[Dataset entries]
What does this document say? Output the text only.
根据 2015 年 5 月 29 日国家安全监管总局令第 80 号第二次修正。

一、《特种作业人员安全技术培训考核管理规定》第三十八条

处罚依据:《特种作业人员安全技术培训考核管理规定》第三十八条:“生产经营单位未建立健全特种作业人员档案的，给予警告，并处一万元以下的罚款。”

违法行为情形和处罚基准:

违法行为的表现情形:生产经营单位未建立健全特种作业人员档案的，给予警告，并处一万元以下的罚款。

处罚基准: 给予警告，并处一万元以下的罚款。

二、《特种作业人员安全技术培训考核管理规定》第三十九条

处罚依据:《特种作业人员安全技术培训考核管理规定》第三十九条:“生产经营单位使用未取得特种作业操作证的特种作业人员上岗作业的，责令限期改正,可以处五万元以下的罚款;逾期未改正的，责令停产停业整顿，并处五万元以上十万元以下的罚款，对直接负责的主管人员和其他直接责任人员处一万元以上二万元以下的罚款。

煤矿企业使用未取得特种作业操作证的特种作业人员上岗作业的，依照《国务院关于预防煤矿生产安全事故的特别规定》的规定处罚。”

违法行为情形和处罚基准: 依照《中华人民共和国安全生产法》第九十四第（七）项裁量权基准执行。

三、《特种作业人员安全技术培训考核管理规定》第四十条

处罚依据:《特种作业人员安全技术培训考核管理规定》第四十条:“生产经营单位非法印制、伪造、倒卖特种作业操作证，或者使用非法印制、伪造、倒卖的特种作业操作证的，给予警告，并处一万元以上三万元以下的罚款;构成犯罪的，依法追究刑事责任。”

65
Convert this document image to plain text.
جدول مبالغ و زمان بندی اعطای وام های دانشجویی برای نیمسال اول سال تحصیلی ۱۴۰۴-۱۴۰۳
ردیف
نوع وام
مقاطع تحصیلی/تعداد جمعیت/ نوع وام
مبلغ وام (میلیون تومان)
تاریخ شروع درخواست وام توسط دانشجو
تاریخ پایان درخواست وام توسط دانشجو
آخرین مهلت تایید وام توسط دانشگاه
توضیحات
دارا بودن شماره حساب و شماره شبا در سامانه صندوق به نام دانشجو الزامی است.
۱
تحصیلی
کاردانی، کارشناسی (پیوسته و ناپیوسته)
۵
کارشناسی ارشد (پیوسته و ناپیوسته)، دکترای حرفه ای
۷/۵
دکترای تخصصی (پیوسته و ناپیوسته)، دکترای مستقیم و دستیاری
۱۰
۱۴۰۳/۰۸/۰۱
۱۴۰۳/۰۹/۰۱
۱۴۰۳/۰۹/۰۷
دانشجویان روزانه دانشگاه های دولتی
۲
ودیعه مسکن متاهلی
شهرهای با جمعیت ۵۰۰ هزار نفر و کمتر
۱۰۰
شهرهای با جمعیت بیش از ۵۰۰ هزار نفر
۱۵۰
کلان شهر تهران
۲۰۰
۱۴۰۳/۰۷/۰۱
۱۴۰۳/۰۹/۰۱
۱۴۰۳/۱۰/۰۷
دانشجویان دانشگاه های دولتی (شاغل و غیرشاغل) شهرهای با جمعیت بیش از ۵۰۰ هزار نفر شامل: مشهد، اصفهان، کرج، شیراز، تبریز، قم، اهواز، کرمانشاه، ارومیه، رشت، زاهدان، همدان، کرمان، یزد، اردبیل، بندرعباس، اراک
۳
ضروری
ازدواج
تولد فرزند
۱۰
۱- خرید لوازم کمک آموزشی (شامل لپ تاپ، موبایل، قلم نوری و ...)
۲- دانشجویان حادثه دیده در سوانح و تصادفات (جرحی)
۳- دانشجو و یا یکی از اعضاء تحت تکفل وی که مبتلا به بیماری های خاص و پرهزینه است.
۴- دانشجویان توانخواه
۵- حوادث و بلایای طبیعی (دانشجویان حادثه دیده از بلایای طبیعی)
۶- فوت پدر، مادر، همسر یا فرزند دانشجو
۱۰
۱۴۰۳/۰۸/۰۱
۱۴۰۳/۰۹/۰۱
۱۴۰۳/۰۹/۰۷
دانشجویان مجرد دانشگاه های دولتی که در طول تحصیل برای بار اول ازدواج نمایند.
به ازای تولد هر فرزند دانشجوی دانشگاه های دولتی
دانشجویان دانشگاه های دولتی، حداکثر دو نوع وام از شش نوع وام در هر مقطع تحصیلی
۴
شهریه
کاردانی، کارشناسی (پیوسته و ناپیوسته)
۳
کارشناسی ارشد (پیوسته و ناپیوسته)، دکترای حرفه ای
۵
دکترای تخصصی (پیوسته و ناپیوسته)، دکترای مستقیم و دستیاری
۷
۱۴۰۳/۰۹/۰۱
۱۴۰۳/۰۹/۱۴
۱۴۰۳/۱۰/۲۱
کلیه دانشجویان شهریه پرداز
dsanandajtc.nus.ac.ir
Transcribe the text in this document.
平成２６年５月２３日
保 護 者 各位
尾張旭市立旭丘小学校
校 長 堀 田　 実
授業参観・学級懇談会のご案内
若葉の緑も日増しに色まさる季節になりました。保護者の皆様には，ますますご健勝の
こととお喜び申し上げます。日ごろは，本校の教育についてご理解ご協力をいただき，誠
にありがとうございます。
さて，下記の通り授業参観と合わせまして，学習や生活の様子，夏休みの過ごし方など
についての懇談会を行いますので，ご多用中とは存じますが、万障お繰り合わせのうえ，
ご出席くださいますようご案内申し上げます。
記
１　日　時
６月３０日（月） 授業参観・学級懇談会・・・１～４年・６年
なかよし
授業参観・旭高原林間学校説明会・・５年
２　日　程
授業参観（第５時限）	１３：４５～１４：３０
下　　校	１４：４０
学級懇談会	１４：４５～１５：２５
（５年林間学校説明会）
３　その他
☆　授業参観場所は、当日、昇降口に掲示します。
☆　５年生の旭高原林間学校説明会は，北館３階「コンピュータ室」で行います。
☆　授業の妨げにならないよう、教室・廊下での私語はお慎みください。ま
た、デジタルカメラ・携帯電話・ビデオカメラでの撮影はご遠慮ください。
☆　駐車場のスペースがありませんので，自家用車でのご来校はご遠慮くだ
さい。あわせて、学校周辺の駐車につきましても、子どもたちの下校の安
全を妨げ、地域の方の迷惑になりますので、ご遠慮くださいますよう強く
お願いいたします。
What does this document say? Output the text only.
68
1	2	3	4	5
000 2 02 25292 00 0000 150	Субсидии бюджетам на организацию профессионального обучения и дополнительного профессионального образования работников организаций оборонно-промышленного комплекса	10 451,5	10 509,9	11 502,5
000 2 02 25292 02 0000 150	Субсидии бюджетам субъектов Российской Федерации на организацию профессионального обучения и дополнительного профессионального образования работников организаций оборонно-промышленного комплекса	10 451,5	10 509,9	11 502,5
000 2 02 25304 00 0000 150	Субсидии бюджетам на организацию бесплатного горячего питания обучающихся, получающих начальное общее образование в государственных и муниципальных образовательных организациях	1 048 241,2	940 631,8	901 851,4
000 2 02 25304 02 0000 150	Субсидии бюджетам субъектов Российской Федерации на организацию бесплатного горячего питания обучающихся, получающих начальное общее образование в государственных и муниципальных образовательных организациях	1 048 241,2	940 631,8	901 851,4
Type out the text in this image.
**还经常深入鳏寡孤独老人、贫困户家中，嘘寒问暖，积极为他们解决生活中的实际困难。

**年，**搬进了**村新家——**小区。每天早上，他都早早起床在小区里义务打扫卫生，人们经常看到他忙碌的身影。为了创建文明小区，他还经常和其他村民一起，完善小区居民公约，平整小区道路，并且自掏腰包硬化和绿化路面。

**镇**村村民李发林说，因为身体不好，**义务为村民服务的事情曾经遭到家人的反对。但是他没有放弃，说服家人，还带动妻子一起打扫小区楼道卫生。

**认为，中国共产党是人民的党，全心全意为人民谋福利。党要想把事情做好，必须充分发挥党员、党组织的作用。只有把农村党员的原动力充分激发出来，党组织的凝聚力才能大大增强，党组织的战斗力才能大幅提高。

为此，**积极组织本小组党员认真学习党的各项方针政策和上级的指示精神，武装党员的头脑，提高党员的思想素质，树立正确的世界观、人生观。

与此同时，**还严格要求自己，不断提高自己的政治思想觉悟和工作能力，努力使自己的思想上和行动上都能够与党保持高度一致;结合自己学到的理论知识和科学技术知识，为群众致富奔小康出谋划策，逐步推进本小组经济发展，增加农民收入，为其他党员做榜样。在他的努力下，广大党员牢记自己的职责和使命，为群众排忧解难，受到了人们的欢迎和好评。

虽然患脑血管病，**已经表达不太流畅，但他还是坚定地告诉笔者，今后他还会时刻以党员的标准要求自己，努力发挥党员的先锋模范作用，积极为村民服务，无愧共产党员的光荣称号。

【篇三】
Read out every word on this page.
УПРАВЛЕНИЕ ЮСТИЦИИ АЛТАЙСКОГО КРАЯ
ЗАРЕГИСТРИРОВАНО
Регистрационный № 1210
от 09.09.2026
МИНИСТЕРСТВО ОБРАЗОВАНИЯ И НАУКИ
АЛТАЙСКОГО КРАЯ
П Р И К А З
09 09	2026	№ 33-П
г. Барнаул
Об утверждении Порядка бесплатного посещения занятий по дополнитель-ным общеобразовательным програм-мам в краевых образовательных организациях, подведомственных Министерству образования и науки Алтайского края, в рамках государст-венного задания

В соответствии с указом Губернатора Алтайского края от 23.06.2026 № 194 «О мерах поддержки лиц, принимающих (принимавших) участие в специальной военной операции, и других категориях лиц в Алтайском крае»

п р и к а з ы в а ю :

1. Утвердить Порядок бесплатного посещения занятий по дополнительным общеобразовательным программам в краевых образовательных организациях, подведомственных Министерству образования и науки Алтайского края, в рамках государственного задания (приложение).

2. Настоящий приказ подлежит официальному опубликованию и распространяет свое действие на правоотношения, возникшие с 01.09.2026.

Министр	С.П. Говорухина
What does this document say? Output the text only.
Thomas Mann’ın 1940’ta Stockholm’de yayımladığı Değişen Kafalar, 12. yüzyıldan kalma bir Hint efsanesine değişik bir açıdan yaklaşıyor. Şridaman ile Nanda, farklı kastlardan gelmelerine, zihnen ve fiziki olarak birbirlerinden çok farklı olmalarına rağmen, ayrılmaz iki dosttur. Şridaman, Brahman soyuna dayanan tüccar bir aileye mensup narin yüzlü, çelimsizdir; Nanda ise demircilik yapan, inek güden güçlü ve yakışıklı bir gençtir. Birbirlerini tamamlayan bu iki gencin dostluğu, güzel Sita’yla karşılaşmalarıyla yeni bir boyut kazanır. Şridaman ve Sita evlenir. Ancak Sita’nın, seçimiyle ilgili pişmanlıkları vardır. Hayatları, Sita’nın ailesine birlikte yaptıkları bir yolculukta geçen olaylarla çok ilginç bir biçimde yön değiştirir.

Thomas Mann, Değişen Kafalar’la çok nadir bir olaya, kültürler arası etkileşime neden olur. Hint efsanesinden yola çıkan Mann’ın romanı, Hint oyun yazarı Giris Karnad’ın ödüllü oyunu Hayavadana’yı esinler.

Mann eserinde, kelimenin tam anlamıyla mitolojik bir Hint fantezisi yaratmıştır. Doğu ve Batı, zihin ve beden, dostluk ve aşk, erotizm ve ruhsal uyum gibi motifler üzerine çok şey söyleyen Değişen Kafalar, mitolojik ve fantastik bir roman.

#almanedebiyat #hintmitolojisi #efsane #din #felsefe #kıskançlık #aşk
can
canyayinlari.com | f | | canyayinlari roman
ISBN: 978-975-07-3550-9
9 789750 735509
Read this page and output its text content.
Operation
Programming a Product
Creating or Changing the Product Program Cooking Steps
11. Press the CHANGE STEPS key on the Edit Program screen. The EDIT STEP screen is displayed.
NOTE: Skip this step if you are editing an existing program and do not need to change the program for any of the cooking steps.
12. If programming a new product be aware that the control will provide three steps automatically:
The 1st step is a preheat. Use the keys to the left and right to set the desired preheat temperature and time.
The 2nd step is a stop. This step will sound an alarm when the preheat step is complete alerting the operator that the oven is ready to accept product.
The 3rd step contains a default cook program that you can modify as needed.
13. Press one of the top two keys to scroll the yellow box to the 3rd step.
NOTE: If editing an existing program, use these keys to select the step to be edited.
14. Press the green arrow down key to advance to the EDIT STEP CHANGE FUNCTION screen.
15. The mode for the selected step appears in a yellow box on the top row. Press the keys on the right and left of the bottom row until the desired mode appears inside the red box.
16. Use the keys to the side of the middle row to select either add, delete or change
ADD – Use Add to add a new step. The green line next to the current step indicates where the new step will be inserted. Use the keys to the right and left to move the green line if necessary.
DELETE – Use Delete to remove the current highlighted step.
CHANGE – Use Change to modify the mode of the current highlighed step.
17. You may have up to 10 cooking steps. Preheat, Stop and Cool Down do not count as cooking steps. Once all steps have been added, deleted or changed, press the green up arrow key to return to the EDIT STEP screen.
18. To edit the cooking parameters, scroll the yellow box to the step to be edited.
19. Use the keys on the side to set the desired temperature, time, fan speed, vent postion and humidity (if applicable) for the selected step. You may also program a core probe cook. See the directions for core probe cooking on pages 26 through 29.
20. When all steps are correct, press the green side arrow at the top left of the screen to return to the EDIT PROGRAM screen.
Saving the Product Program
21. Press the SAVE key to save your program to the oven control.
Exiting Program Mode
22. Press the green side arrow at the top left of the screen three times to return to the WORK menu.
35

## INSTRUCTIONS FOR THE TASK
Pick out every line above that holds the word "промышленного" and copy it.

## SOLUTION TO THIS TASK
000 2 02 25292 00 0000 150	Субсидии бюджетам на организацию профессионального обучения и дополнительного профессионального образования работников организаций оборонно-промышленного комплекса	10 451,5	10 509,9	11 502,5
000 2 02 25292 02 0000 150	Субсидии бюджетам субъектов Российской Федерации на организацию профессионального обучения и дополнительного профессионального образования работников организаций оборонно-промышленного комплекса	10 451,5	10 509,9	11 502,5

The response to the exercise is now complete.